Exercise: Search the data for the string "biphenyl" and extract every line where it appears.

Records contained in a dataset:
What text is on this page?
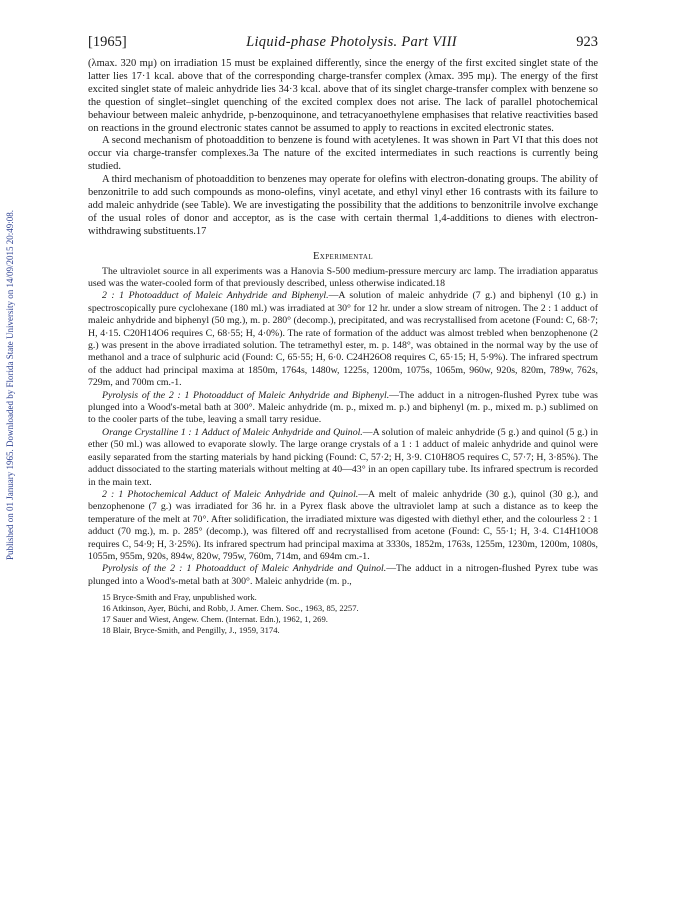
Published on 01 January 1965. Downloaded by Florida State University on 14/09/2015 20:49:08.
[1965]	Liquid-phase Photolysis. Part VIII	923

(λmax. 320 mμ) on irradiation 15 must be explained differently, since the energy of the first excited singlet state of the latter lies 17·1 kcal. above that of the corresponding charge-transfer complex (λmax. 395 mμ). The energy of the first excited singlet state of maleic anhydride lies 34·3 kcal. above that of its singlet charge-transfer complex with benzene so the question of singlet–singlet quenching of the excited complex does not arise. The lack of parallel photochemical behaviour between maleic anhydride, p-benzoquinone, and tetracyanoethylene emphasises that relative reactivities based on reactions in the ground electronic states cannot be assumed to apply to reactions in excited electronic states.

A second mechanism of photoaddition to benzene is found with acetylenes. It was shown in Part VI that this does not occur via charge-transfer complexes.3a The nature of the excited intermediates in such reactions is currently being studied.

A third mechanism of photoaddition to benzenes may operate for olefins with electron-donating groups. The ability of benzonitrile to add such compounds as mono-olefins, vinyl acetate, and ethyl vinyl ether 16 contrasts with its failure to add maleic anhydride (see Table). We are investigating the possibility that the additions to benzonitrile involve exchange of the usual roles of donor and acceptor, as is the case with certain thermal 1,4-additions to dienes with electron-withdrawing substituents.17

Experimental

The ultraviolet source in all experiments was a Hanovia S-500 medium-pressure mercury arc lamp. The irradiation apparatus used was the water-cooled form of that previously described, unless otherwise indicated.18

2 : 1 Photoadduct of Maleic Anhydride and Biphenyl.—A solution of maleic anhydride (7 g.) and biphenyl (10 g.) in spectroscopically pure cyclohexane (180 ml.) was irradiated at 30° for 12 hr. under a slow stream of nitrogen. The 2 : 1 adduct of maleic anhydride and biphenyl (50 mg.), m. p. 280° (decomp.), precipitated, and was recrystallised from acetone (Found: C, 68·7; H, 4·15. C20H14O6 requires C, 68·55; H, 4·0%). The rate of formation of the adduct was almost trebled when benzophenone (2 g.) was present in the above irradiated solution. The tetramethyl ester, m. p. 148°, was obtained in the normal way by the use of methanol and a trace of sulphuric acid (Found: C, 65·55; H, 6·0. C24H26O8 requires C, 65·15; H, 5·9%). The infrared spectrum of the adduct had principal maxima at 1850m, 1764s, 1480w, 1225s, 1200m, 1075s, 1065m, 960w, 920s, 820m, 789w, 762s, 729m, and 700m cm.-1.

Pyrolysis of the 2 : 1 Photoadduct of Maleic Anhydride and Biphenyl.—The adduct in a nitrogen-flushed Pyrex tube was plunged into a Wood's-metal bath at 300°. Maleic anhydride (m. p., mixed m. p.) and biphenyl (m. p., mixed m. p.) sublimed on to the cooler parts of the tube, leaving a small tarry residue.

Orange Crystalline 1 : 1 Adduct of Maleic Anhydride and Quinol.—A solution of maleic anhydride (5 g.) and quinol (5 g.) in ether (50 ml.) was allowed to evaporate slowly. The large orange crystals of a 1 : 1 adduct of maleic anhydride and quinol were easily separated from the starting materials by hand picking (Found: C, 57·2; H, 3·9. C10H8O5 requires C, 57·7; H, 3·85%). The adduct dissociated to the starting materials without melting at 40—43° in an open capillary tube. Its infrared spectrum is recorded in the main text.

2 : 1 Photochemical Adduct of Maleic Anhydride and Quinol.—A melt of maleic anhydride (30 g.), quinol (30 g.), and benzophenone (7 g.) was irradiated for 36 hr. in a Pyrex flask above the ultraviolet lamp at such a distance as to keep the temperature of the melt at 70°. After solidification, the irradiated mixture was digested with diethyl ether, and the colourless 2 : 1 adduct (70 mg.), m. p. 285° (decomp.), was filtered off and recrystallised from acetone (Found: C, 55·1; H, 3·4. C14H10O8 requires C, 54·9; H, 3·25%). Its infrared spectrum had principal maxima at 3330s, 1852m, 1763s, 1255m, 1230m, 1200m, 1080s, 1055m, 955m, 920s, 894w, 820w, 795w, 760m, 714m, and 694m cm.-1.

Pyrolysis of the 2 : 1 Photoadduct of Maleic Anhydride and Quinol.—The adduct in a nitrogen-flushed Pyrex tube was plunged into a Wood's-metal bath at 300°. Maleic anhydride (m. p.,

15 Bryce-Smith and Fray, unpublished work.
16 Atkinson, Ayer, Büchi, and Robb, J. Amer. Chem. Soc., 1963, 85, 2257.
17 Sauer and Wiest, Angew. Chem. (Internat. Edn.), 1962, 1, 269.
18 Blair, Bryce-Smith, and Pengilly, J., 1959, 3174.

Solution to this task:
2 : 1 Photoadduct of Maleic Anhydride and Biphenyl.—A solution of maleic anhydride (7 g.) and biphenyl (10 g.) in spectroscopically pure cyclohexane (180 ml.) was irradiated at 30° for 12 hr. under a slow stream of nitrogen. The 2 : 1 adduct of maleic anhydride and biphenyl (50 mg.), m. p. 280° (decomp.), precipitated, and was recrystallised from acetone (Found: C, 68·7; H, 4·15. C20H14O6 requires C, 68·55; H, 4·0%). The rate of formation of the adduct was almost trebled when benzophenone (2 g.) was present in the above irradiated solution. The tetramethyl ester, m. p. 148°, was obtained in the normal way by the use of methanol and a trace of sulphuric acid (Found: C, 65·55; H, 6·0. C24H26O8 requires C, 65·15; H, 5·9%). The infrared spectrum of the adduct had principal maxima at 1850m, 1764s, 1480w, 1225s, 1200m, 1075s, 1065m, 960w, 920s, 820m, 789w, 762s, 729m, and 700m cm.-1.
Pyrolysis of the 2 : 1 Photoadduct of Maleic Anhydride and Biphenyl.—The adduct in a nitrogen-flushed Pyrex tube was plunged into a Wood's-metal bath at 300°. Maleic anhydride (m. p., mixed m. p.) and biphenyl (m. p., mixed m. p.) sublimed on to the cooler parts of the tube, leaving a small tarry residue.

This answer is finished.